TASK INSTRUCTIONS –
Keep the pictures out of the copy and repeat the records exactly.

--- start of SUPPLIED ENTRIES ---

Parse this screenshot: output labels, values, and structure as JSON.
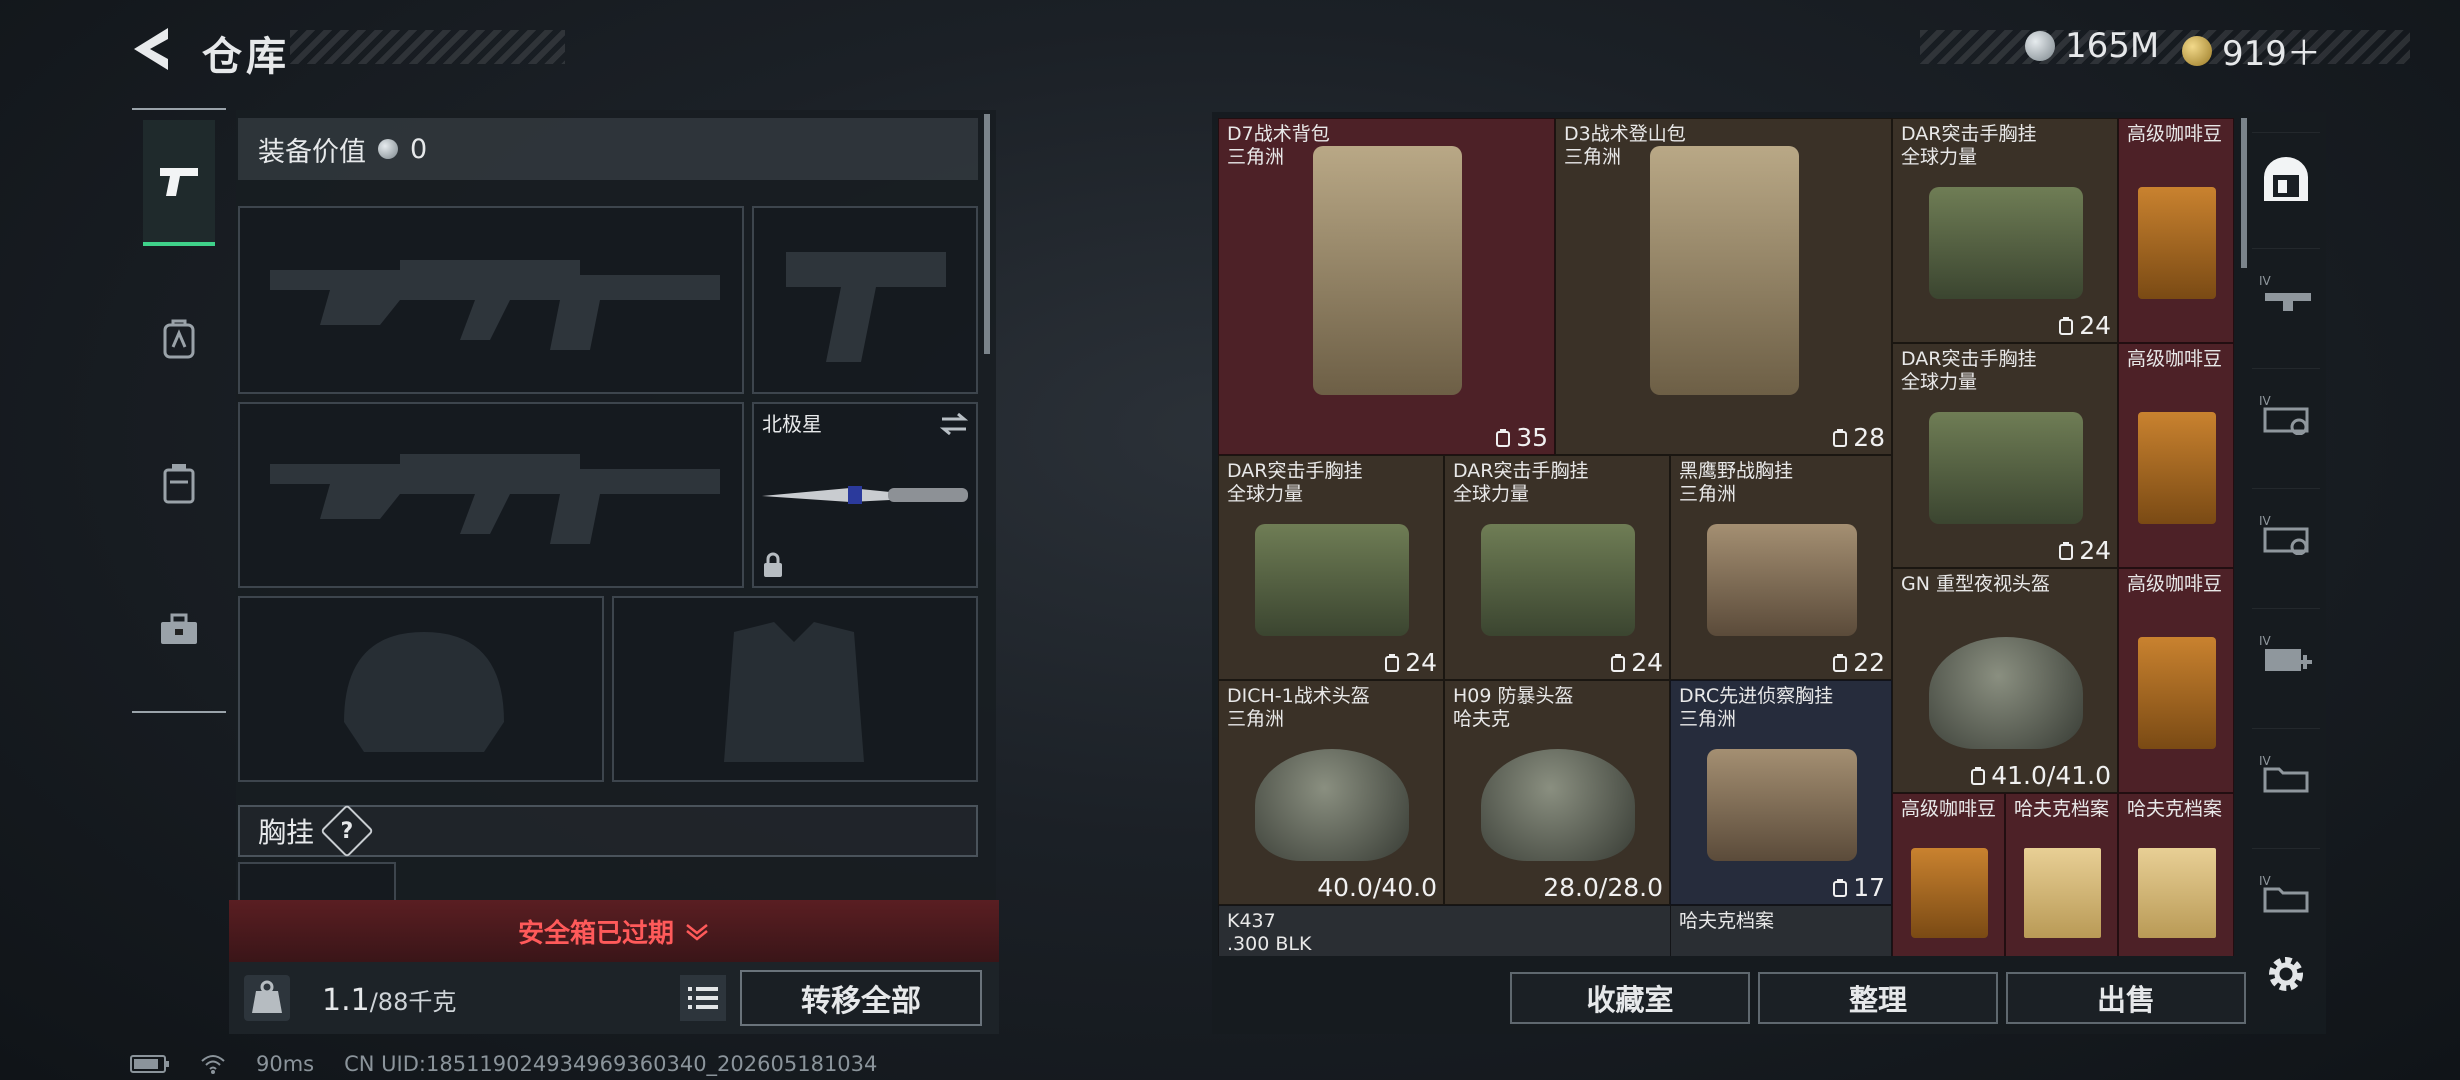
{
  "header": {
    "title": "仓库"
  },
  "currency": [
    {
      "value": "165M",
      "color": "#b9c2c8",
      "icon": "silver-coin-icon"
    },
    {
      "value": "919＋",
      "color": "#d8b04a",
      "icon": "gold-coin-icon"
    }
  ],
  "loadout": {
    "equip_value_label": "装备价值",
    "equip_value": "0",
    "melee_name": "北极星",
    "chest_label": "胸挂",
    "chest_help": "?",
    "safebox_text": "安全箱已过期",
    "weight_current": "1.1",
    "weight_max": "/88千克",
    "transfer_all": "转移全部"
  },
  "stash": {
    "items": [
      {
        "name": "D7战术背包",
        "sub": "三角洲",
        "count": "35",
        "count_icon": "backpack-icon",
        "color": "red"
      },
      {
        "name": "D3战术登山包",
        "sub": "三角洲",
        "count": "28",
        "count_icon": "backpack-icon",
        "color": "brown"
      },
      {
        "name": "DAR突击手胸挂",
        "sub": "全球力量",
        "count": "24",
        "count_icon": "chest-rig-icon",
        "color": "brown"
      },
      {
        "name": "高级咖啡豆",
        "sub": "",
        "count": "",
        "count_icon": "",
        "color": "red"
      },
      {
        "name": "DAR突击手胸挂",
        "sub": "全球力量",
        "count": "24",
        "count_icon": "chest-rig-icon",
        "color": "brown"
      },
      {
        "name": "高级咖啡豆",
        "sub": "",
        "count": "",
        "count_icon": "",
        "color": "red"
      },
      {
        "name": "DAR突击手胸挂",
        "sub": "全球力量",
        "count": "24",
        "count_icon": "chest-rig-icon",
        "color": "brown"
      },
      {
        "name": "DAR突击手胸挂",
        "sub": "全球力量",
        "count": "24",
        "count_icon": "chest-rig-icon",
        "color": "brown"
      },
      {
        "name": "黑鹰野战胸挂",
        "sub": "三角洲",
        "count": "22",
        "count_icon": "chest-rig-icon",
        "color": "brown"
      },
      {
        "name": "GN 重型夜视头盔",
        "sub": "",
        "count": "41.0/41.0",
        "count_icon": "durability-icon",
        "color": "brown"
      },
      {
        "name": "高级咖啡豆",
        "sub": "",
        "count": "",
        "count_icon": "",
        "color": "red"
      },
      {
        "name": "DICH-1战术头盔",
        "sub": "三角洲",
        "count": "40.0/40.0",
        "count_icon": "",
        "color": "brown"
      },
      {
        "name": "H09 防暴头盔",
        "sub": "哈夫克",
        "count": "28.0/28.0",
        "count_icon": "",
        "color": "brown"
      },
      {
        "name": "DRC先进侦察胸挂",
        "sub": "三角洲",
        "count": "17",
        "count_icon": "chest-rig-icon",
        "color": "blue"
      },
      {
        "name": "高级咖啡豆",
        "sub": "",
        "count": "",
        "count_icon": "",
        "color": "red"
      },
      {
        "name": "哈夫克档案",
        "sub": "",
        "count": "",
        "count_icon": "",
        "color": "red"
      },
      {
        "name": "哈夫克档案",
        "sub": "",
        "count": "",
        "count_icon": "",
        "color": "red"
      },
      {
        "name": "K437",
        "sub": ".300 BLK",
        "count": "",
        "count_icon": "",
        "color": "dark"
      },
      {
        "name": "哈夫克档案",
        "sub": "",
        "count": "",
        "count_icon": "",
        "color": "dark"
      }
    ],
    "buttons": {
      "collection": "收藏室",
      "sort": "整理",
      "sell": "出售"
    }
  },
  "status": {
    "ping": "90ms",
    "uid": "CN UID:185119024934969360340_202605181034"
  }
}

--- end of SUPPLIED ENTRIES ---

EXERCISE RESPONSE –
Parse this screenshot: output labels, values, and structure as JSON.
{
  "header": {
    "title": "仓库"
  },
  "currency": [
    {
      "value": "165M",
      "color": "#b9c2c8",
      "icon": "silver-coin-icon"
    },
    {
      "value": "919＋",
      "color": "#d8b04a",
      "icon": "gold-coin-icon"
    }
  ],
  "loadout": {
    "equip_value_label": "装备价值",
    "equip_value": "0",
    "melee_name": "北极星",
    "chest_label": "胸挂",
    "chest_help": "?",
    "safebox_text": "安全箱已过期",
    "weight_current": "1.1",
    "weight_max": "/88千克",
    "transfer_all": "转移全部"
  },
  "stash": {
    "items": [
      {
        "name": "D7战术背包",
        "sub": "三角洲",
        "count": "35",
        "count_icon": "backpack-icon",
        "color": "red"
      },
      {
        "name": "D3战术登山包",
        "sub": "三角洲",
        "count": "28",
        "count_icon": "backpack-icon",
        "color": "brown"
      },
      {
        "name": "DAR突击手胸挂",
        "sub": "全球力量",
        "count": "24",
        "count_icon": "chest-rig-icon",
        "color": "brown"
      },
      {
        "name": "高级咖啡豆",
        "sub": "",
        "count": "",
        "count_icon": "",
        "color": "red"
      },
      {
        "name": "DAR突击手胸挂",
        "sub": "全球力量",
        "count": "24",
        "count_icon": "chest-rig-icon",
        "color": "brown"
      },
      {
        "name": "高级咖啡豆",
        "sub": "",
        "count": "",
        "count_icon": "",
        "color": "red"
      },
      {
        "name": "DAR突击手胸挂",
        "sub": "全球力量",
        "count": "24",
        "count_icon": "chest-rig-icon",
        "color": "brown"
      },
      {
        "name": "DAR突击手胸挂",
        "sub": "全球力量",
        "count": "24",
        "count_icon": "chest-rig-icon",
        "color": "brown"
      },
      {
        "name": "黑鹰野战胸挂",
        "sub": "三角洲",
        "count": "22",
        "count_icon": "chest-rig-icon",
        "color": "brown"
      },
      {
        "name": "GN 重型夜视头盔",
        "sub": "",
        "count": "41.0/41.0",
        "count_icon": "durability-icon",
        "color": "brown"
      },
      {
        "name": "高级咖啡豆",
        "sub": "",
        "count": "",
        "count_icon": "",
        "color": "red"
      },
      {
        "name": "DICH-1战术头盔",
        "sub": "三角洲",
        "count": "40.0/40.0",
        "count_icon": "",
        "color": "brown"
      },
      {
        "name": "H09 防暴头盔",
        "sub": "哈夫克",
        "count": "28.0/28.0",
        "count_icon": "",
        "color": "brown"
      },
      {
        "name": "DRC先进侦察胸挂",
        "sub": "三角洲",
        "count": "17",
        "count_icon": "chest-rig-icon",
        "color": "blue"
      },
      {
        "name": "高级咖啡豆",
        "sub": "",
        "count": "",
        "count_icon": "",
        "color": "red"
      },
      {
        "name": "哈夫克档案",
        "sub": "",
        "count": "",
        "count_icon": "",
        "color": "red"
      },
      {
        "name": "哈夫克档案",
        "sub": "",
        "count": "",
        "count_icon": "",
        "color": "red"
      },
      {
        "name": "K437",
        "sub": ".300 BLK",
        "count": "",
        "count_icon": "",
        "color": "dark"
      },
      {
        "name": "哈夫克档案",
        "sub": "",
        "count": "",
        "count_icon": "",
        "color": "dark"
      }
    ],
    "buttons": {
      "collection": "收藏室",
      "sort": "整理",
      "sell": "出售"
    }
  },
  "status": {
    "ping": "90ms",
    "uid": "CN UID:185119024934969360340_202605181034"
  }
}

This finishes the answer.